### Source text
------------------------------------------------------------

Re: crush optimization targets

Xavier Villaneau <xavier.ceph@xxxxxxxxxxxx> · Thu, 11 May 2017 01:52:01 -0400

Hello Sage,

On 05/10/2017 at 09:00 AM, Sage Weil wrote:
I *think* this is the simplest way to approach this (at least currently),
although it is not in fact perfect.  We basically assume that the crush
rules the admin has set up "make sense."  For example, if you have two
crush rules that target a subset of the hierarchy, but they are
overlapping (e.g., one is a subset of the other), then the subset that is
covered by both will get utilized by the sum of the two and have a higher
utilization--and the optimizer will not care (in fact, it will expect it).

That rules out at least one potential use-case, though: say you have a
pool and rule defined that target a single host.  Depending on how much
you store in that pool, those devices will be that much more utilized.
One could imagine wanting Ceph to automatically monitor that pool's
utilization (directly or indirectly) and push other pools' data out of
those devices as the host-local pool fills.  I don't really like this
scenario, though, so I can't tell if it is a "valid" one we should care
about.
It looks like upmap calculation works by counting placement groups, so 
"weird" maps and rules are mostly a problem if the overlapping pools 
have different ratios of bytes per PG. Maybe that data could be used in 
the algorithm, but I don't know if the added complexity would be worth 
it. At this point, it is probably fair to think those corner cases are 
only seen on maps created by knowledgeable users.

------------------------------------------------------------

### Records to use
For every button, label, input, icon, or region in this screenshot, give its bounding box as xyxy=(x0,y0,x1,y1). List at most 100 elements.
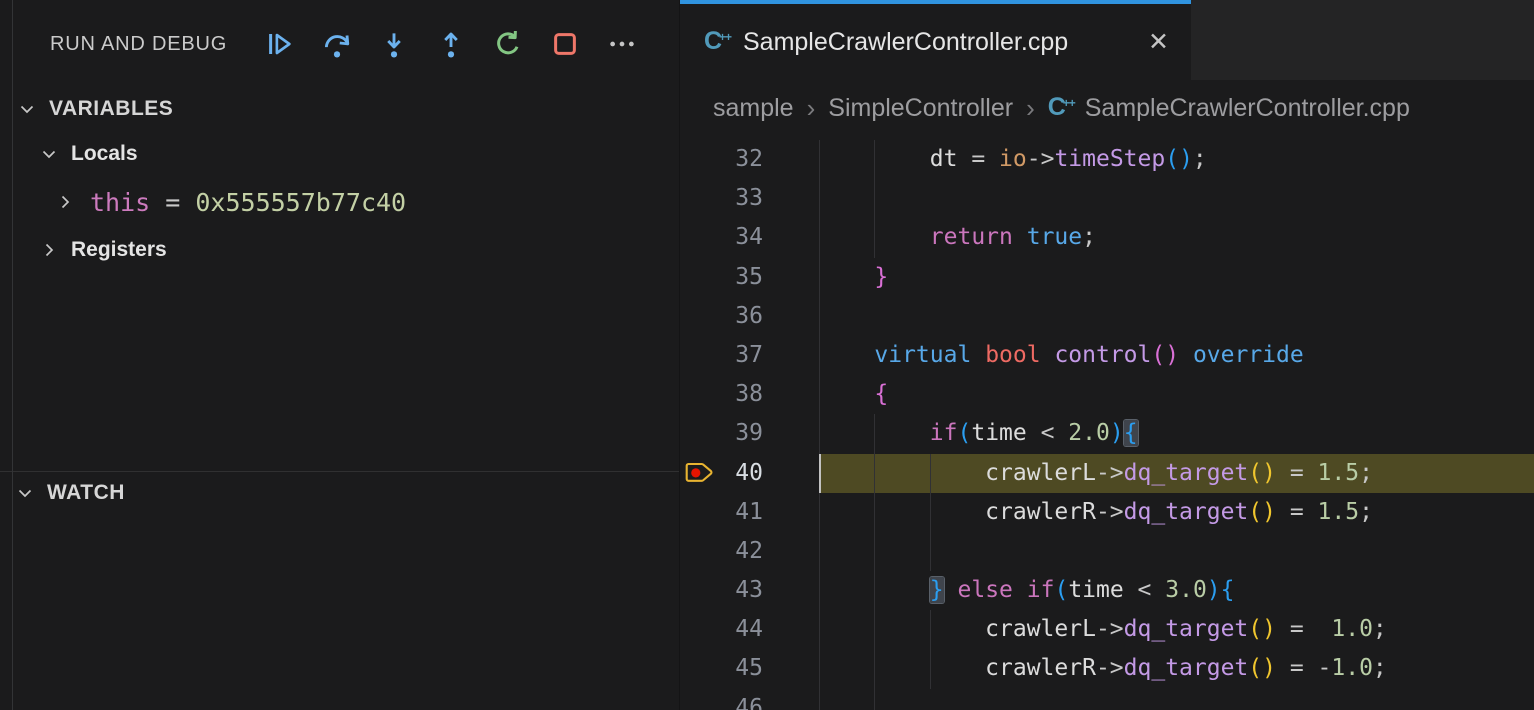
watch-panel: WATCH xyxy=(0,472,679,710)
code-token: -> xyxy=(1096,460,1124,486)
code-token: () xyxy=(1165,146,1193,172)
chevron-right-icon xyxy=(40,241,58,259)
code-line-content: crawlerL->dq_target() = 1.5; xyxy=(819,454,1534,493)
line-number[interactable]: 40 xyxy=(680,454,819,493)
code-token: override xyxy=(1193,342,1304,368)
locals-tree-item[interactable]: Locals xyxy=(0,130,679,178)
indent-guide xyxy=(930,532,931,571)
registers-label: Registers xyxy=(71,238,167,262)
code-token: = xyxy=(957,146,999,172)
step-over-button[interactable] xyxy=(322,29,352,59)
code-line: 46 xyxy=(680,689,1534,710)
restart-button[interactable] xyxy=(493,29,523,59)
close-icon[interactable]: ✕ xyxy=(1148,30,1169,55)
line-number[interactable]: 46 xyxy=(680,689,819,710)
sidebar-left-edge xyxy=(12,0,13,710)
code-token: time xyxy=(971,420,1026,446)
this-variable-item[interactable]: this = 0x555557b77c40 xyxy=(0,178,679,226)
continue-button[interactable] xyxy=(265,29,295,59)
indent-guide xyxy=(874,571,875,610)
code-token: crawlerR xyxy=(985,499,1096,525)
restart-icon xyxy=(493,29,523,59)
more-actions-button[interactable] xyxy=(607,29,637,59)
line-number[interactable]: 39 xyxy=(680,414,819,453)
code-token xyxy=(944,577,958,603)
registers-tree-item[interactable]: Registers xyxy=(0,226,679,274)
code-token: io xyxy=(999,146,1027,172)
watch-section-header[interactable]: WATCH xyxy=(0,472,679,514)
code-token: () xyxy=(1248,499,1276,525)
code-area[interactable]: 32 dt = io->timeStep();3334 return true;… xyxy=(680,137,1534,710)
line-number[interactable]: 38 xyxy=(680,375,819,414)
code-token: return xyxy=(930,224,1013,250)
code-token: () xyxy=(1248,616,1276,642)
step-out-button[interactable] xyxy=(436,29,466,59)
line-number[interactable]: 32 xyxy=(680,140,819,179)
code-token: -> xyxy=(1096,655,1124,681)
line-number[interactable]: 42 xyxy=(680,532,819,571)
code-text: virtual bool control() override xyxy=(819,342,1304,368)
watch-header-label: WATCH xyxy=(47,481,125,505)
chevron-down-icon xyxy=(40,145,58,163)
code-line-content: crawlerR->dq_target() = -1.0; xyxy=(819,649,1534,688)
run-and-debug-title: RUN AND DEBUG xyxy=(50,33,227,56)
line-number[interactable]: 45 xyxy=(680,649,819,688)
stop-button[interactable] xyxy=(550,29,580,59)
code-token: < xyxy=(1027,420,1069,446)
line-number[interactable]: 43 xyxy=(680,571,819,610)
chevron-down-icon xyxy=(18,100,36,118)
code-token: { xyxy=(1221,577,1235,603)
variables-panel: VARIABLES Locals this = 0x555557b77c40 R… xyxy=(0,88,679,274)
line-number[interactable]: 36 xyxy=(680,297,819,336)
line-number[interactable]: 37 xyxy=(680,336,819,375)
locals-label: Locals xyxy=(71,142,138,166)
code-token: time xyxy=(1068,577,1123,603)
breadcrumb-file[interactable]: SampleCrawlerController.cpp xyxy=(1085,94,1410,123)
line-number[interactable]: 33 xyxy=(680,179,819,218)
step-into-button[interactable] xyxy=(379,29,409,59)
line-number[interactable]: 34 xyxy=(680,218,819,257)
indent-guide xyxy=(819,649,820,688)
variables-header-label: VARIABLES xyxy=(49,97,173,121)
code-token: dt xyxy=(930,146,958,172)
step-into-icon xyxy=(379,29,409,59)
code-token: 1.0 xyxy=(1331,616,1373,642)
code-line-content xyxy=(819,297,1534,336)
code-line: 38 { xyxy=(680,375,1534,414)
line-number[interactable]: 41 xyxy=(680,493,819,532)
stop-icon xyxy=(550,29,580,59)
code-token: virtual xyxy=(874,342,971,368)
line-number[interactable]: 44 xyxy=(680,610,819,649)
code-token: ( xyxy=(957,420,971,446)
code-text: } xyxy=(819,264,888,290)
variables-section-header[interactable]: VARIABLES xyxy=(0,88,679,130)
code-line: 35 } xyxy=(680,258,1534,297)
variable-value: 0x555557b77c40 xyxy=(195,188,406,217)
code-token: = - xyxy=(1276,655,1331,681)
code-line: 34 return true; xyxy=(680,218,1534,257)
code-token: < xyxy=(1124,577,1166,603)
code-text: crawlerL->dq_target() = 1.5; xyxy=(819,460,1373,486)
code-token xyxy=(1179,342,1193,368)
code-token: ; xyxy=(1193,146,1207,172)
indent-guide xyxy=(819,297,820,336)
code-token: control xyxy=(1054,342,1151,368)
cpp-file-icon: C++ xyxy=(1048,95,1075,122)
code-text: if(time < 2.0){ xyxy=(819,420,1138,446)
code-line: 43 } else if(time < 3.0){ xyxy=(680,571,1534,610)
code-line-content: } xyxy=(819,258,1534,297)
line-number[interactable]: 35 xyxy=(680,258,819,297)
code-text: crawlerR->dq_target() = 1.5; xyxy=(819,499,1373,525)
breadcrumb-folder[interactable]: sample xyxy=(713,94,794,123)
code-token: else xyxy=(958,577,1013,603)
chevron-right-icon xyxy=(56,193,74,211)
indent-guide xyxy=(819,375,820,414)
breadcrumb-subfolder[interactable]: SimpleController xyxy=(828,94,1013,123)
code-line: 45 crawlerR->dq_target() = -1.0; xyxy=(680,649,1534,688)
breakpoint-current-line-icon[interactable] xyxy=(685,460,716,487)
variable-name: this xyxy=(90,188,150,217)
indent-guide xyxy=(874,610,875,649)
code-token: dq_target xyxy=(1124,499,1249,525)
tab-samplecrawlercontroller[interactable]: C++ SampleCrawlerController.cpp ✕ xyxy=(680,0,1191,80)
code-token: if xyxy=(930,420,958,446)
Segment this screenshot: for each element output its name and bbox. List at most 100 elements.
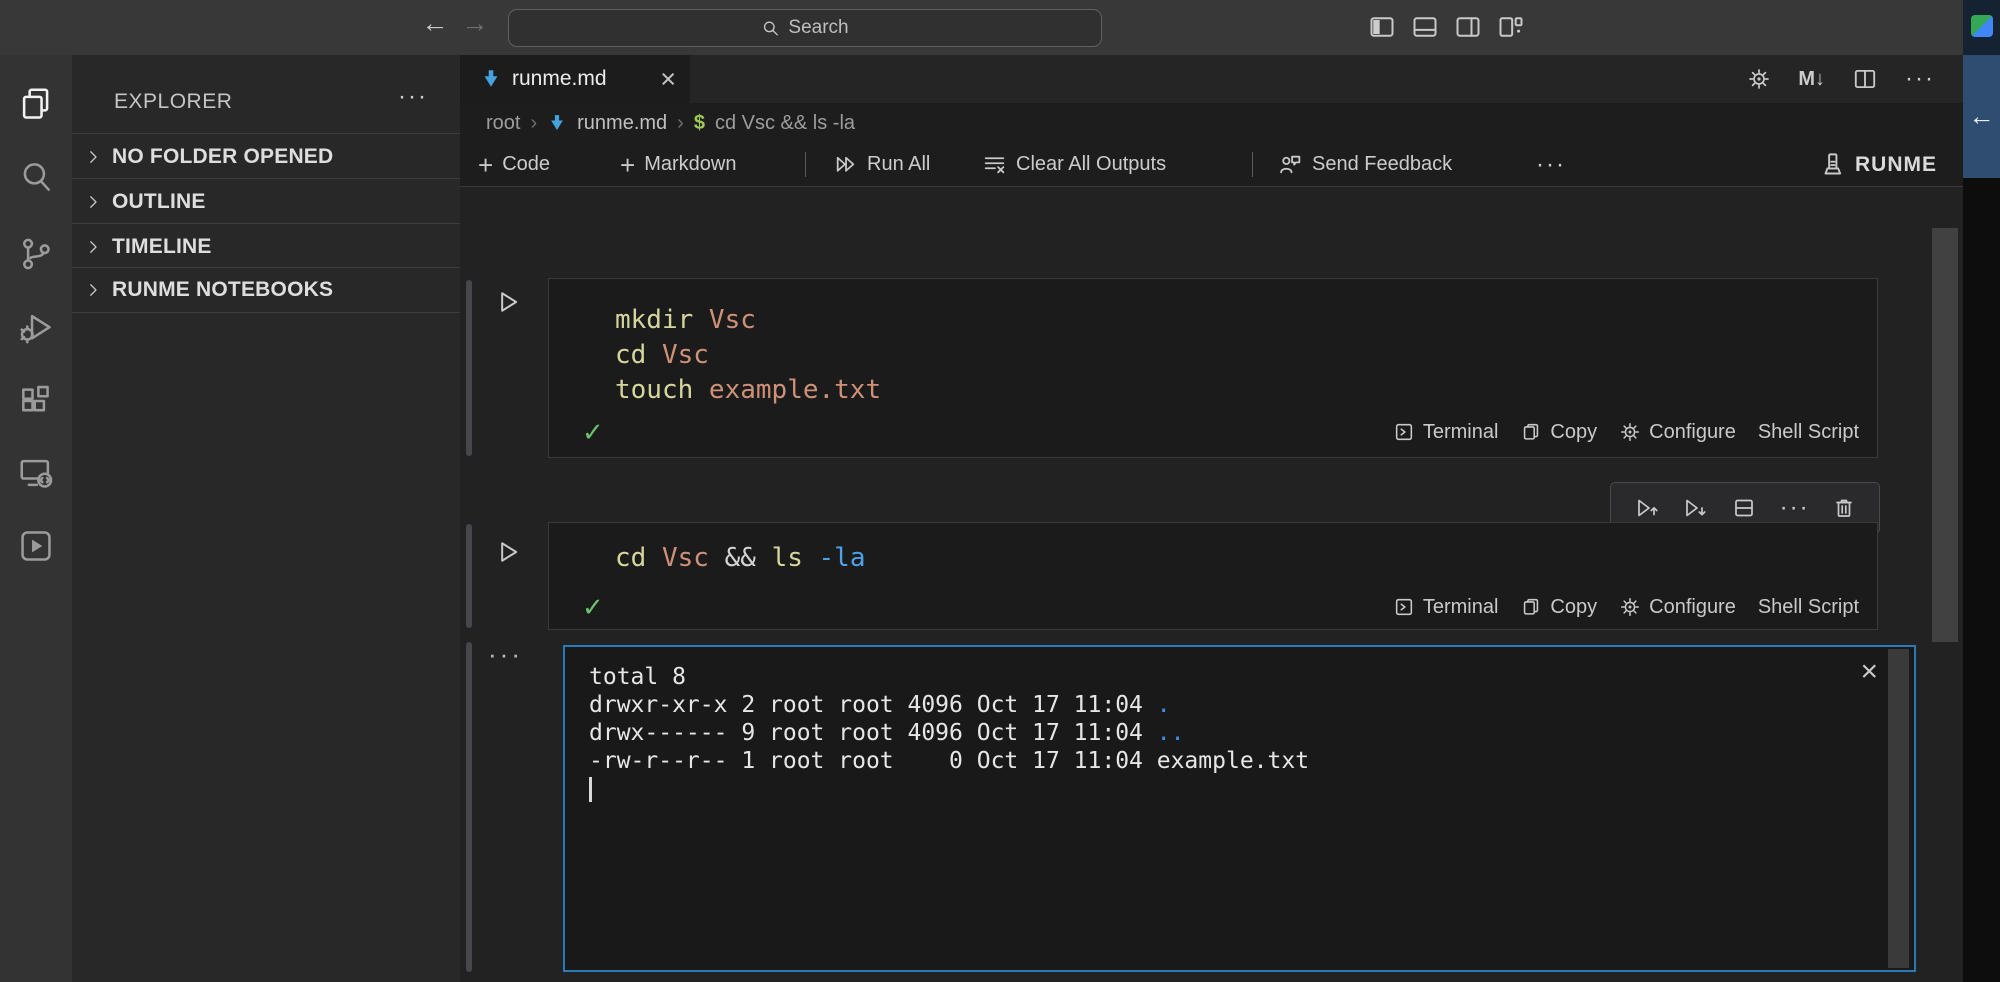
breadcrumb-separator: › (677, 112, 684, 135)
play-icon (494, 538, 522, 566)
sidebar-section-no-folder-opened[interactable]: NO FOLDER OPENED (72, 133, 460, 179)
send-feedback-icon (1278, 152, 1303, 177)
toggle-secondary-sidebar-icon[interactable] (1454, 13, 1482, 41)
send-feedback-button[interactable]: Send Feedback (1278, 143, 1452, 186)
editor-tab-bar: runme.md × M↓ ··· (460, 55, 1963, 103)
output-focus-indicator[interactable] (466, 642, 472, 972)
configure-cell-button[interactable]: Configure (1619, 421, 1736, 444)
output-menu-icon[interactable]: ··· (488, 639, 523, 670)
run-cell-button[interactable] (494, 538, 522, 566)
breadcrumb-root[interactable]: root (486, 112, 520, 135)
vscode-window: ← → Search (0, 0, 2000, 982)
plus-icon: + (620, 152, 635, 178)
toggle-primary-sidebar-icon[interactable] (1368, 13, 1396, 41)
run-all-icon (833, 152, 858, 177)
cell-focus-indicator[interactable] (466, 524, 472, 628)
run-all-button[interactable]: Run All (833, 143, 930, 186)
breadcrumb-cell-command[interactable]: cd Vsc && ls -la (715, 112, 855, 135)
clear-all-outputs-button[interactable]: Clear All Outputs (982, 143, 1166, 186)
output-line: drwx------ 9 root root 4096 Oct 17 11:04… (589, 719, 1914, 747)
external-window-toolbar: ← (1963, 55, 2000, 178)
toolbar-separator (1252, 152, 1253, 177)
runme-file-icon (480, 68, 502, 90)
history-forward-button[interactable]: → (458, 8, 492, 39)
cell-language-label[interactable]: Shell Script (1758, 421, 1859, 444)
add-markdown-cell-button[interactable]: + Markdown (620, 143, 736, 186)
add-code-cell-button[interactable]: + Code (478, 143, 550, 186)
cell-status-bar: ✓ Terminal Copy Configure S (579, 587, 1859, 627)
runme-notebooks-icon[interactable] (17, 527, 55, 565)
sidebar-section-outline[interactable]: OUTLINE (72, 178, 460, 224)
external-window-edge: ← (1963, 0, 2000, 982)
toolbar-more-actions-icon[interactable]: ··· (1536, 143, 1566, 186)
explorer-sidebar: EXPLORER ··· NO FOLDER OPENED OUTLINE TI… (72, 55, 460, 982)
copy-cell-button[interactable]: Copy (1520, 421, 1597, 444)
remote-explorer-icon[interactable] (17, 454, 55, 492)
cell-status-bar: ✓ Terminal Copy Configure S (579, 412, 1859, 452)
sidebar-section-timeline[interactable]: TIMELINE (72, 223, 460, 269)
history-back-button[interactable]: ← (418, 8, 452, 39)
gear-icon (1619, 421, 1641, 443)
open-terminal-button[interactable]: Terminal (1393, 421, 1499, 444)
runme-brand-button[interactable]: RUNME (1819, 143, 1937, 186)
output-line: drwxr-xr-x 2 root root 4096 Oct 17 11:04… (589, 691, 1914, 719)
toolbar-separator (805, 152, 806, 177)
source-control-icon[interactable] (17, 235, 55, 273)
sidebar-title: EXPLORER (114, 90, 232, 114)
tab-runme-md[interactable]: runme.md × (460, 55, 690, 103)
external-window-tab-strip (1963, 0, 2000, 55)
configure-cell-button[interactable]: Configure (1619, 596, 1736, 619)
copy-icon (1520, 596, 1542, 618)
output-scrollbar[interactable] (1888, 649, 1909, 968)
breadcrumb-shell-prompt: $ (694, 112, 705, 135)
execute-below-icon[interactable] (1682, 496, 1708, 520)
output-line: total 8 (589, 663, 1914, 691)
delete-cell-icon[interactable] (1832, 496, 1856, 520)
notebook-toolbar: + Code + Markdown Run All Clear All Outp… (460, 143, 1963, 187)
terminal-output[interactable]: total 8 drwxr-xr-x 2 root root 4096 Oct … (563, 645, 1916, 972)
cell-language-label[interactable]: Shell Script (1758, 596, 1859, 619)
play-icon (494, 288, 522, 316)
sidebar-more-actions[interactable]: ··· (398, 83, 428, 111)
extensions-icon[interactable] (17, 382, 55, 420)
notebook-settings-gear-icon[interactable] (1747, 67, 1771, 91)
runme-file-icon (547, 113, 567, 133)
run-cell-button[interactable] (494, 288, 522, 316)
terminal-icon (1393, 596, 1415, 618)
code-line[interactable]: cd Vsc (615, 338, 1877, 373)
toggle-panel-icon[interactable] (1411, 13, 1439, 41)
run-and-debug-icon[interactable] (17, 309, 55, 347)
cell-more-actions-icon[interactable]: ··· (1780, 496, 1810, 520)
chevron-right-icon (84, 193, 102, 211)
plus-icon: + (478, 152, 493, 178)
execute-above-icon[interactable] (1634, 496, 1660, 520)
split-editor-icon[interactable] (1852, 66, 1878, 92)
close-output-icon[interactable]: × (1860, 657, 1878, 687)
split-cell-icon[interactable] (1731, 496, 1757, 520)
markdown-preview-icon[interactable]: M↓ (1798, 68, 1825, 91)
external-back-icon[interactable]: ← (1969, 101, 1995, 132)
output-line: -rw-r--r-- 1 root root 0 Oct 17 11:04 ex… (589, 747, 1914, 775)
code-cell[interactable]: cd Vsc && ls -la ✓ Terminal Copy Config (548, 522, 1878, 630)
chevron-right-icon (84, 148, 102, 166)
cell-focus-indicator[interactable] (466, 280, 472, 456)
breadcrumb: root › runme.md › $ cd Vsc && ls -la (460, 103, 1963, 143)
code-cell[interactable]: mkdir Vsc cd Vsc touch example.txt ✓ Ter… (548, 278, 1878, 458)
open-terminal-button[interactable]: Terminal (1393, 596, 1499, 619)
activity-bar (0, 55, 72, 982)
editor-more-actions-icon[interactable]: ··· (1905, 67, 1935, 91)
search-view-icon[interactable] (17, 158, 55, 196)
code-line[interactable]: mkdir Vsc (615, 303, 1877, 338)
tab-close-icon[interactable]: × (660, 66, 676, 93)
code-line[interactable]: touch example.txt (615, 373, 1877, 408)
clear-all-outputs-icon (982, 152, 1007, 177)
explorer-icon[interactable] (17, 85, 55, 123)
editor-scrollbar-thumb[interactable] (1932, 228, 1958, 642)
sidebar-section-runme-notebooks[interactable]: RUNME NOTEBOOKS (72, 267, 460, 313)
command-center-search[interactable]: Search (508, 9, 1102, 47)
customize-layout-icon[interactable] (1497, 13, 1525, 41)
code-line[interactable]: cd Vsc && ls -la (615, 541, 1877, 576)
breadcrumb-file[interactable]: runme.md (577, 112, 667, 135)
gear-icon (1619, 596, 1641, 618)
copy-cell-button[interactable]: Copy (1520, 596, 1597, 619)
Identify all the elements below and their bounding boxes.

------------------------------------------------------------

### Set exercise A
In the crush optimization reply, why are "weird" maps and rules mostly a problem only when the overlapping pools have different ratios of bytes per PG? Answer in one to three sentences.
### Set exercise B
Reproduce the records verbatim from the line containing "watch-panel: WATCH xyxy=(0,472,679,710)" down to the line containing "line-number[interactable]: 46 xyxy=(680,689,819,710)", both of those lines included.

### Final result A
Upmap calculation balances by counting placement groups, not bytes. When overlapping pools store similar bytes per PG, equal PG counts mean roughly equal data. When the ratios differ, balanced PG counts can still leave the devices unevenly filled.

### Final result B
watch-panel: WATCH xyxy=(0,472,679,710)
code-token: -> xyxy=(1096,460,1124,486)
code-token: () xyxy=(1165,146,1193,172)
chevron-right-icon xyxy=(40,241,58,259)
code-line-content: crawlerL->dq_target() = 1.5; xyxy=(819,454,1534,493)
line-number[interactable]: 40 xyxy=(680,454,819,493)
code-token: override xyxy=(1193,342,1304,368)
locals-tree-item[interactable]: Locals xyxy=(0,130,679,178)
indent-guide xyxy=(930,532,931,571)
registers-label: Registers xyxy=(71,238,167,262)
code-token: = xyxy=(957,146,999,172)
step-over-button[interactable] xyxy=(322,29,352,59)
code-line: 46 xyxy=(680,689,1534,710)
restart-button[interactable] xyxy=(493,29,523,59)
close-icon[interactable]: ✕ xyxy=(1148,30,1169,55)
line-number[interactable]: 46 xyxy=(680,689,819,710)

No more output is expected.